======== MATERIAL PROVIDED ========

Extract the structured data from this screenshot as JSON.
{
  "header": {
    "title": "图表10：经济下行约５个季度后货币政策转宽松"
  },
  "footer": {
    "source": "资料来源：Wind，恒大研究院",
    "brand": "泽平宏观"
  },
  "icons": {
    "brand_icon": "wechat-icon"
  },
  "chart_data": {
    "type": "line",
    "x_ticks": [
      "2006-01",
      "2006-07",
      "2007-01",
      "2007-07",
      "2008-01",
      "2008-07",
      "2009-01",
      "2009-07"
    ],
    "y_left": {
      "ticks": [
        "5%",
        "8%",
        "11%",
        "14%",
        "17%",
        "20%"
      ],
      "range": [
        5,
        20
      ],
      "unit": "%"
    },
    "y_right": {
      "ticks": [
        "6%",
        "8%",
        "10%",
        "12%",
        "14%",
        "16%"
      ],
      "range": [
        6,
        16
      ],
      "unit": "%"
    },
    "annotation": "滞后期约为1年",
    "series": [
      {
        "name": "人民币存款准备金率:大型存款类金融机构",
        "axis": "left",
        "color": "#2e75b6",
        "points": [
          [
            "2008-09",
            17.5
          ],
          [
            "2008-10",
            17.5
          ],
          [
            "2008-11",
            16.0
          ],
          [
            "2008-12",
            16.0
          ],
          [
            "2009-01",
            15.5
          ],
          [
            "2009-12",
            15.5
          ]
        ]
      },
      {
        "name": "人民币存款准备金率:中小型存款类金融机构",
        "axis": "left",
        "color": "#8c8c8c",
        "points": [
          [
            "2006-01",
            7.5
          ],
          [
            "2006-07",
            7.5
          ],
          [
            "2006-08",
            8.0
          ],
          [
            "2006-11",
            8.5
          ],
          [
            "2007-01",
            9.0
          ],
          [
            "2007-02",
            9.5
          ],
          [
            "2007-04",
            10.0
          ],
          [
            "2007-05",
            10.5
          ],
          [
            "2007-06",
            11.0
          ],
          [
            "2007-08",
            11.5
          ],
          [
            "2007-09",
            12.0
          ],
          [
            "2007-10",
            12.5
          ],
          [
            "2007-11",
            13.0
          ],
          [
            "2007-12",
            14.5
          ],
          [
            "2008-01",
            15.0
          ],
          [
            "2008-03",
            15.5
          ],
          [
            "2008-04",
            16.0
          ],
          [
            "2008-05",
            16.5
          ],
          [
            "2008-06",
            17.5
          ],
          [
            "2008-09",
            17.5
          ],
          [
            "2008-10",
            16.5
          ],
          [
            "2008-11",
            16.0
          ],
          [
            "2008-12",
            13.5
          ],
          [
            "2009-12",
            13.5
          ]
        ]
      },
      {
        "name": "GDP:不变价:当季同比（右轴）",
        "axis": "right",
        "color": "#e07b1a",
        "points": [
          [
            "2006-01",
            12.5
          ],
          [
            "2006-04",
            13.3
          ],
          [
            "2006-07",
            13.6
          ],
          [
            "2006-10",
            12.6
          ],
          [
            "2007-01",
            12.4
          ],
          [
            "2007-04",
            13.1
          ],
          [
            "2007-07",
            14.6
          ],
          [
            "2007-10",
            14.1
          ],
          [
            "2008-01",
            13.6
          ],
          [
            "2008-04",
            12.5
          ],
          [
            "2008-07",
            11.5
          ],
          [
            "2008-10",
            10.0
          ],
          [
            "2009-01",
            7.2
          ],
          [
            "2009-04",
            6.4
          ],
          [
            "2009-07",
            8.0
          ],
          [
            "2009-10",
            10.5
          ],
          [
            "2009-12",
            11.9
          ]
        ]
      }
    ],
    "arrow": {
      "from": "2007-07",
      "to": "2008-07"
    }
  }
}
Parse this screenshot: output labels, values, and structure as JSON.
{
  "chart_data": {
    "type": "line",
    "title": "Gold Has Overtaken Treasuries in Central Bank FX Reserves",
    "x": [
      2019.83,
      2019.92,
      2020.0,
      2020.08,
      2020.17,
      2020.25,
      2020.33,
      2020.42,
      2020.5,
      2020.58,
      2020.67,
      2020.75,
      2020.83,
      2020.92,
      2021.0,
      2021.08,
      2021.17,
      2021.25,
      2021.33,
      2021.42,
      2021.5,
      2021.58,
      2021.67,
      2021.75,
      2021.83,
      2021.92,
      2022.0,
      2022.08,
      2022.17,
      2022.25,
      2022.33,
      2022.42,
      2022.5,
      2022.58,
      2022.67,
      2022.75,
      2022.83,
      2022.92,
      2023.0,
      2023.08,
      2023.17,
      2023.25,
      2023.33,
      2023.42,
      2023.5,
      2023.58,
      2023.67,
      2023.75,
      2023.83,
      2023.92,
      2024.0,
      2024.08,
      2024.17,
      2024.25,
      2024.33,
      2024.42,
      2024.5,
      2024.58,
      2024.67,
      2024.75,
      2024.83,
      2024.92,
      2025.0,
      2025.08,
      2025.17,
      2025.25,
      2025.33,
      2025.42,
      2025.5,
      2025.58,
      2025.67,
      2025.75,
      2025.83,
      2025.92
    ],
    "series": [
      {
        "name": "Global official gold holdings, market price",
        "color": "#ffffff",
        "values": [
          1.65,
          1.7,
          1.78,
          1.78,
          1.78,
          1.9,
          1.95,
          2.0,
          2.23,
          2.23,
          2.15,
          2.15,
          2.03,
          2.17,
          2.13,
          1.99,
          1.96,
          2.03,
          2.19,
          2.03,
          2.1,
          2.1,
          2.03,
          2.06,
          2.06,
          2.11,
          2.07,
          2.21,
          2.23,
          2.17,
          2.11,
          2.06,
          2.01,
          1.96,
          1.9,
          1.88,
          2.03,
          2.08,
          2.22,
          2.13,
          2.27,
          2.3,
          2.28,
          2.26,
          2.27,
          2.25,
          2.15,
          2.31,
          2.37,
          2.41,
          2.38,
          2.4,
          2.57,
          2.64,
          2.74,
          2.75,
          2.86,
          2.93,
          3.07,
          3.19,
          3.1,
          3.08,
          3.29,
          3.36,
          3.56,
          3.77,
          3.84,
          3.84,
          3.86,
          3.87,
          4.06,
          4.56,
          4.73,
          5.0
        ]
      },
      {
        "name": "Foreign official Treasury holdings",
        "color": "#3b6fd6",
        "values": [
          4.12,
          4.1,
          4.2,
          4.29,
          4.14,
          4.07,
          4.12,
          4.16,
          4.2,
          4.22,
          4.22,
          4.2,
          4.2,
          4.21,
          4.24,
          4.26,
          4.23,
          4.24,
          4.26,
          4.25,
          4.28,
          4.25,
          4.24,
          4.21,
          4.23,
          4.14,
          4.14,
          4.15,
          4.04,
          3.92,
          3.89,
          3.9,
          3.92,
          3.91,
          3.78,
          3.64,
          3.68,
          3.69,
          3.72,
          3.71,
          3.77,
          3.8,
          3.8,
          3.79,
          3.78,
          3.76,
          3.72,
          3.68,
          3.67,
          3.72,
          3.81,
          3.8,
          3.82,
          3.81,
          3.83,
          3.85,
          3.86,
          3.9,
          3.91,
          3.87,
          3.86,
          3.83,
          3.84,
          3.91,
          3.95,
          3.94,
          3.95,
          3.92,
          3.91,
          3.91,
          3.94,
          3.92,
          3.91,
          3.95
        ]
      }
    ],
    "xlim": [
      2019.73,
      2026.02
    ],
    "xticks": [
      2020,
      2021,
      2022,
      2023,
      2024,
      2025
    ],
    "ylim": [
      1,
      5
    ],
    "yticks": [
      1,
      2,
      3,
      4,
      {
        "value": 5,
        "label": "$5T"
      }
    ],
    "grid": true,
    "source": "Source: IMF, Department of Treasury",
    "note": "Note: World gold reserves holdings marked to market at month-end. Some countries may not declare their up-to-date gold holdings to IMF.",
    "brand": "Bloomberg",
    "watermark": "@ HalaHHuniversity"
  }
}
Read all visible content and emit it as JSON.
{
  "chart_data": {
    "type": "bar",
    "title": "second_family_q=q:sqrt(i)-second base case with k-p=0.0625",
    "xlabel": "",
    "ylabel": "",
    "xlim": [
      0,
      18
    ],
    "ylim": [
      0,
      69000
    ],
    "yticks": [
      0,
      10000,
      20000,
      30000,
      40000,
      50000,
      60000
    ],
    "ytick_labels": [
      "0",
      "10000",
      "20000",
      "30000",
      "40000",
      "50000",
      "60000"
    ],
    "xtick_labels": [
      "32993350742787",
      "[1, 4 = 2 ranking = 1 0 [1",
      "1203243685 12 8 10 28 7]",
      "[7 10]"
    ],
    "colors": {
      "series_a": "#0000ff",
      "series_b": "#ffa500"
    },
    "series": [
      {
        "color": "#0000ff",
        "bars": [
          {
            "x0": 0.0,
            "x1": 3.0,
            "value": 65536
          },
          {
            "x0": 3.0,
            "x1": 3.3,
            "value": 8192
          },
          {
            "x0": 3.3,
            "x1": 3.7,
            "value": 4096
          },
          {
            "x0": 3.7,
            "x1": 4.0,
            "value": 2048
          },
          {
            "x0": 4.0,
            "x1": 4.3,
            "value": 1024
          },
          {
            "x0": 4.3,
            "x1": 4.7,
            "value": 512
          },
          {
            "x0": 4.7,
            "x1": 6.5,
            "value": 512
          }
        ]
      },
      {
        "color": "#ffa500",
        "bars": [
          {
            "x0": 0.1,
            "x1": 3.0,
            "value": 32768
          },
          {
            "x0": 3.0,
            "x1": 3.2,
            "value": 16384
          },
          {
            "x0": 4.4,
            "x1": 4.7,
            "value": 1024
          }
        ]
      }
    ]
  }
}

========

## TASK GOAL
Identify each line containing the string "name" and copy it out.

## WRITTEN ANSWER
        "name": "人民币存款准备金率:大型存款类金融机构",
        "name": "人民币存款准备金率:中小型存款类金融机构",
        "name": "GDP:不变价:当季同比（右轴）",
        "name": "Global official gold holdings, market price",
        "name": "Foreign official Treasury holdings",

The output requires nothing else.